** Begin Given data **

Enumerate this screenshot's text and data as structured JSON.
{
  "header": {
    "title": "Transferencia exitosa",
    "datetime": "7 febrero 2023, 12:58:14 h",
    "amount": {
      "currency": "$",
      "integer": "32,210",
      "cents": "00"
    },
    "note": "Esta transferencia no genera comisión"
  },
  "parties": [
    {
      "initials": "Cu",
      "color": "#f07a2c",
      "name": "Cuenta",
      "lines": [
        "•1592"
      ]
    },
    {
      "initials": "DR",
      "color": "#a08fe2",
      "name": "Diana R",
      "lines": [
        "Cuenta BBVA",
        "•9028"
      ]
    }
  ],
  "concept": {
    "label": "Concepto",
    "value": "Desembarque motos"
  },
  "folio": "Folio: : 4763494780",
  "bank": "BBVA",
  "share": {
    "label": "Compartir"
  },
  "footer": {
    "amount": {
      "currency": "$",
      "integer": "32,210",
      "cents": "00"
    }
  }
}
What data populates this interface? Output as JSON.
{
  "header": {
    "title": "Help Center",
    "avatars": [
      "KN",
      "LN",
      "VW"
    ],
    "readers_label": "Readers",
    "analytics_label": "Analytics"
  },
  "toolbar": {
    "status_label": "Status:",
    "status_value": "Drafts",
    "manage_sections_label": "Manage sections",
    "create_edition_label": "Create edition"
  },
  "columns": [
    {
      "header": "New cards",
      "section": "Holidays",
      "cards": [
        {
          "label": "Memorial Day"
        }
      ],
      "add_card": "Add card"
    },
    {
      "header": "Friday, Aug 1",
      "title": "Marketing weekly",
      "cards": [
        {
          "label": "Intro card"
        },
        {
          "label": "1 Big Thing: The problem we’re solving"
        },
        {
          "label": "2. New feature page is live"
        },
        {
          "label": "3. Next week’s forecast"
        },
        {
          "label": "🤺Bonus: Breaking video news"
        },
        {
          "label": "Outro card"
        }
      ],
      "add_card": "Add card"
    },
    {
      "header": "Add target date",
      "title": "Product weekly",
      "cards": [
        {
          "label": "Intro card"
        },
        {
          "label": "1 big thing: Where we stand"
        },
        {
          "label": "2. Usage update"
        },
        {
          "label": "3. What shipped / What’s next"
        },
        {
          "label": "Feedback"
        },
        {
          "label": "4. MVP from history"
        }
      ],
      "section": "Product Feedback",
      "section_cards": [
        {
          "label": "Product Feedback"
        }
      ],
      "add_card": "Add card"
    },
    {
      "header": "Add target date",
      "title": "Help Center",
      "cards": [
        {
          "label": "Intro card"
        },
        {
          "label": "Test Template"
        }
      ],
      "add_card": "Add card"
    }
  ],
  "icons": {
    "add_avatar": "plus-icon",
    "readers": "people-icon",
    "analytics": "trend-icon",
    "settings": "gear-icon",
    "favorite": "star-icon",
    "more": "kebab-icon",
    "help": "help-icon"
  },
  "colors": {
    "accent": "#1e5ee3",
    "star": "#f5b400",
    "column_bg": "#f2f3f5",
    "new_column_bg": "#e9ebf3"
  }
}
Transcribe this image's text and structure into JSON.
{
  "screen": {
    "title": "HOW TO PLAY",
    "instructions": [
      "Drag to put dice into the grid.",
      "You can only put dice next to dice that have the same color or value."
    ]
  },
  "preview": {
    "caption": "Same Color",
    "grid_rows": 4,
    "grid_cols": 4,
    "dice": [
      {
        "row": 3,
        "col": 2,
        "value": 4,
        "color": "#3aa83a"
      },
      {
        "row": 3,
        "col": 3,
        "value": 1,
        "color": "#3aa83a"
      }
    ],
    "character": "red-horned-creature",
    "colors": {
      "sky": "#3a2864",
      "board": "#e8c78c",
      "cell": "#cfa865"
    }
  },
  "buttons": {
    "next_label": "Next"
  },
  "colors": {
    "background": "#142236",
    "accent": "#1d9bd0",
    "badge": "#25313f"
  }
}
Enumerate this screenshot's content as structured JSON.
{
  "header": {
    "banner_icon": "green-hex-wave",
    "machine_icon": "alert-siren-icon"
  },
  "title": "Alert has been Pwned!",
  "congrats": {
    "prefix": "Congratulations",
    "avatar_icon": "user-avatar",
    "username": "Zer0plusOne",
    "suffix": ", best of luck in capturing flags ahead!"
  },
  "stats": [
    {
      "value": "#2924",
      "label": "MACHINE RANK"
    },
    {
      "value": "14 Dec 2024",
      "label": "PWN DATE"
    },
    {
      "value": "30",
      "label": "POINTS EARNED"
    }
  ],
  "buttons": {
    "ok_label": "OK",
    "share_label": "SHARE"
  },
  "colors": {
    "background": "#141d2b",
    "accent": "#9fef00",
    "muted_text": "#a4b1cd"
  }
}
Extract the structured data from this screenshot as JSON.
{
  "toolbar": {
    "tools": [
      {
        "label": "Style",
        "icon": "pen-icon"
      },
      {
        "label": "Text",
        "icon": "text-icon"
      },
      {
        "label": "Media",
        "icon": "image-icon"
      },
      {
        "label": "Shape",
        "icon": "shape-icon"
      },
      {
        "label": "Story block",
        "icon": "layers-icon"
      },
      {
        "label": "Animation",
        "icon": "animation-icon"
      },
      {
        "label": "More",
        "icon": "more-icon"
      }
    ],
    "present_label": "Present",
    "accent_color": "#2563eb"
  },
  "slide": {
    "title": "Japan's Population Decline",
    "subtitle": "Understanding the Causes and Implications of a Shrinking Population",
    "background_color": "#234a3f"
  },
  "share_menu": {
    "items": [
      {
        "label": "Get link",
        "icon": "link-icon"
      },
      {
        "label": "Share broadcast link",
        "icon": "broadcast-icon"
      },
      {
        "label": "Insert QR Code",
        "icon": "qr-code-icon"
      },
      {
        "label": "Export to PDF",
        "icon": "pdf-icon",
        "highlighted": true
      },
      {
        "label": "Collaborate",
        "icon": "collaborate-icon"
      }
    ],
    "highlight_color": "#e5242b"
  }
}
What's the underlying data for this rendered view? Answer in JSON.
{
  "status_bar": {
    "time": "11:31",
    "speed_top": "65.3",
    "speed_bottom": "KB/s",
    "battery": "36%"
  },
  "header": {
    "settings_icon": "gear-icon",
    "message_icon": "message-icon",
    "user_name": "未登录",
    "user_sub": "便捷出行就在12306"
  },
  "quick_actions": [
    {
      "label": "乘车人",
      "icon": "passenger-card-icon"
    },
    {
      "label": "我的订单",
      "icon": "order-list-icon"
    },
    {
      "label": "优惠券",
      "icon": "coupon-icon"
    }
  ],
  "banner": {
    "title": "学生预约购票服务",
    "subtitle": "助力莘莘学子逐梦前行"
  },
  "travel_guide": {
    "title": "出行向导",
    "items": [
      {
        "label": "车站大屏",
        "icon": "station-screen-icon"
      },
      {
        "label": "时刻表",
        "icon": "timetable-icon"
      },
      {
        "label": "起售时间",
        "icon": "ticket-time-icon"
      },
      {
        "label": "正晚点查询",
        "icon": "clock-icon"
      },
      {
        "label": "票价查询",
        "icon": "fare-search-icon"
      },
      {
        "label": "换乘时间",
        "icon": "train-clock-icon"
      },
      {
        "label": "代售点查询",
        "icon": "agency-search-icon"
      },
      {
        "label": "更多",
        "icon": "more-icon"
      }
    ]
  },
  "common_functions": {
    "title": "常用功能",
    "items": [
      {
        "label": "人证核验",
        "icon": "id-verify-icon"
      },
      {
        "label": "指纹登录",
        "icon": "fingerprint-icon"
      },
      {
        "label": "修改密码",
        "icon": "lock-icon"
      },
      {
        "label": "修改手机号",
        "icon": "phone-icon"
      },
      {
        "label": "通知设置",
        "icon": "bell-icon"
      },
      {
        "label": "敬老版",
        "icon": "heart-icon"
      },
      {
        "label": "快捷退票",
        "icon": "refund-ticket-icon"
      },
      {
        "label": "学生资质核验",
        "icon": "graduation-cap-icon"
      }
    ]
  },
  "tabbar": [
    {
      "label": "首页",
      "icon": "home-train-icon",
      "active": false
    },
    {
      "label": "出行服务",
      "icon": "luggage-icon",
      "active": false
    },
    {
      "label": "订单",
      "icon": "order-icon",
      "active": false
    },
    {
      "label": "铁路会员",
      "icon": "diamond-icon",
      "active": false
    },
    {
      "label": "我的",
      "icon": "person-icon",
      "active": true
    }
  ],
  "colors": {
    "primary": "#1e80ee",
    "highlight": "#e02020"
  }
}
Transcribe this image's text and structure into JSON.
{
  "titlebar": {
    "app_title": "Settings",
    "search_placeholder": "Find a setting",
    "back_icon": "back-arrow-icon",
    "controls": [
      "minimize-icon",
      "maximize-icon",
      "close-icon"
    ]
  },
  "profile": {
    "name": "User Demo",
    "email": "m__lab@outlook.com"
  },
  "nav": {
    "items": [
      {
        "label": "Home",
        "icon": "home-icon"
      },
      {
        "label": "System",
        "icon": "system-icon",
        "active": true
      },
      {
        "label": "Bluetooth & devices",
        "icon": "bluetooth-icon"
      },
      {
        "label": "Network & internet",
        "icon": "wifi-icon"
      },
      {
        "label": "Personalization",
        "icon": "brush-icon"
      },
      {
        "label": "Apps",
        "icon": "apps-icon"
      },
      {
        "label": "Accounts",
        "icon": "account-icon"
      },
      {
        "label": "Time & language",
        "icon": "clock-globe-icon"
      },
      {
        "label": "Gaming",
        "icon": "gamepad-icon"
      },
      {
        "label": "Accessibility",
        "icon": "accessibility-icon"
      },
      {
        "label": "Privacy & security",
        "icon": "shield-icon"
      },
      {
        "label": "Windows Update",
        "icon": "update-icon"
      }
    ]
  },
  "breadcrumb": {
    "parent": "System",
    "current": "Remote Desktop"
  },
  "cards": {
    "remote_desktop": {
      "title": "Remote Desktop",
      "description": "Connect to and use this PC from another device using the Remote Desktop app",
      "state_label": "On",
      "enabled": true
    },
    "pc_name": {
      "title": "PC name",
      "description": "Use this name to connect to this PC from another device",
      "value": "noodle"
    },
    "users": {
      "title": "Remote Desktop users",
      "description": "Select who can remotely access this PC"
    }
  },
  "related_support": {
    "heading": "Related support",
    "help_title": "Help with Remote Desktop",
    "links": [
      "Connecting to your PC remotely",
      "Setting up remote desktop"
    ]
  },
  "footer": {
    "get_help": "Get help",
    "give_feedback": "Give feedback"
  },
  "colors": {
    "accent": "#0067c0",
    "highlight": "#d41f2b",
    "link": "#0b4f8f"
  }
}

** End Given data **

#### Aim of the task:
Gather from the records above every line containing the string "another".

#### Exercise response:
      "description": "Connect to and use this PC from another device using the Remote Desktop app",
      "description": "Use this name to connect to this PC from another device",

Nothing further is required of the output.